Jump to content

Multiple LEFT JOINS not returning expected results


jalinidy

Recommended Posts

Hello,

 

I am trying to join 4 tables using the query below (tables also described below).  Table "ptoadp" contains employees current time off balances; I want the vac, per and hol columns from that table always.  I then join "ptoreq" which contains any requests for time off and sum the totals for each request for vac, per and hol (returning zero if no balances for requests are in the table).  Next I want to join the "holidays" table, which will tell me what holidays the employee has yet to take (in the example below they are MLK Day, Test A and Test B).  Finally, if any of the holidays have been used for a request, I want to know the id for that request.

 



SELECT
a.vac,
a.per,
a.hol,
IF(sum(r.vac) IS NULL, 0.00, sum(r.vac)) as vac_req,
IF(sum(r.per) IS NULL, 0.00, sum(r.per)) as per_req,
IF(sum(r.hol) IS NULL, 0.00, sum(r.hol)) as hol_req,
h.day,
hm.ptoreq_id,
hm.id as hol_map_id

FROM ptoadp as a

LEFT JOIN holidays h ON h.hol_bal <= a.hol AND h.hol_bal >= a.hol_cur AND h.expdate >= curdate()
LEFT JOIN ptoreq r ON a.ee_id = r.ee_id AND r.declined_date IS NULL AND r.enddate >= curdate()

**Stated goal**
Print the part of the LEFT JOIN forum post from "FROM ptoadp as" to "r.enddate >= curdate()" word for word.

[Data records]
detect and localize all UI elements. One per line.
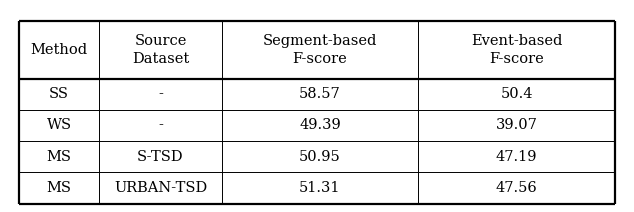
Text: -: -: [158, 119, 163, 132]
Text: 51.31: 51.31: [299, 181, 340, 195]
Text: S-TSD: S-TSD: [137, 150, 184, 164]
Text: 50.4: 50.4: [500, 87, 533, 101]
Text: 39.07: 39.07: [496, 119, 538, 132]
Text: Method: Method: [30, 43, 88, 57]
Text: 58.57: 58.57: [299, 87, 341, 101]
Text: URBAN-TSD: URBAN-TSD: [114, 181, 207, 195]
Text: 49.39: 49.39: [299, 119, 341, 132]
Text: 50.95: 50.95: [299, 150, 341, 164]
Text: SS: SS: [49, 87, 69, 101]
Text: Segment-based
F-score: Segment-based F-score: [262, 34, 377, 66]
Text: MS: MS: [47, 150, 72, 164]
Text: Source
Dataset: Source Dataset: [132, 34, 189, 66]
Text: 47.56: 47.56: [496, 181, 538, 195]
Text: MS: MS: [47, 181, 72, 195]
Text: 47.19: 47.19: [496, 150, 538, 164]
Text: -: -: [158, 87, 163, 101]
Text: WS: WS: [47, 119, 72, 132]
Text: Event-based
F-score: Event-based F-score: [471, 34, 562, 66]
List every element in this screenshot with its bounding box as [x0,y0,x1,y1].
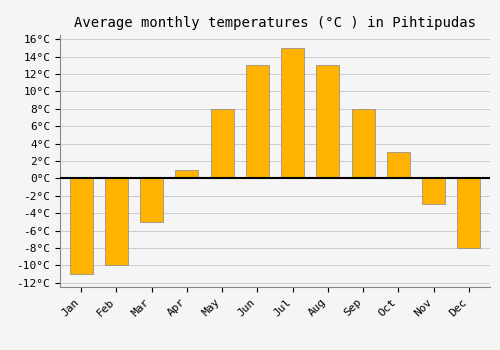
Bar [246,65,269,178]
Bar [316,65,340,178]
Bar [140,178,163,222]
Bar [70,178,92,274]
Bar [281,48,304,178]
Bar [352,109,374,178]
Bar [387,152,410,178]
Bar [210,109,234,178]
Bar [176,170,199,178]
Bar [422,178,445,204]
Bar [458,178,480,248]
Bar [105,178,128,265]
Title: Average monthly temperatures (°C ) in Pihtipudas: Average monthly temperatures (°C ) in Pi… [74,16,476,30]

**Reply**
FROM ptoadp as a

LEFT JOIN holidays h ON h.hol_bal <= a.hol AND h.hol_bal >= a.hol_cur AND h.expdate >= curdate()
LEFT JOIN ptoreq r ON a.ee_id = r.ee_id AND r.declined_date IS NULL AND r.enddate >= curdate()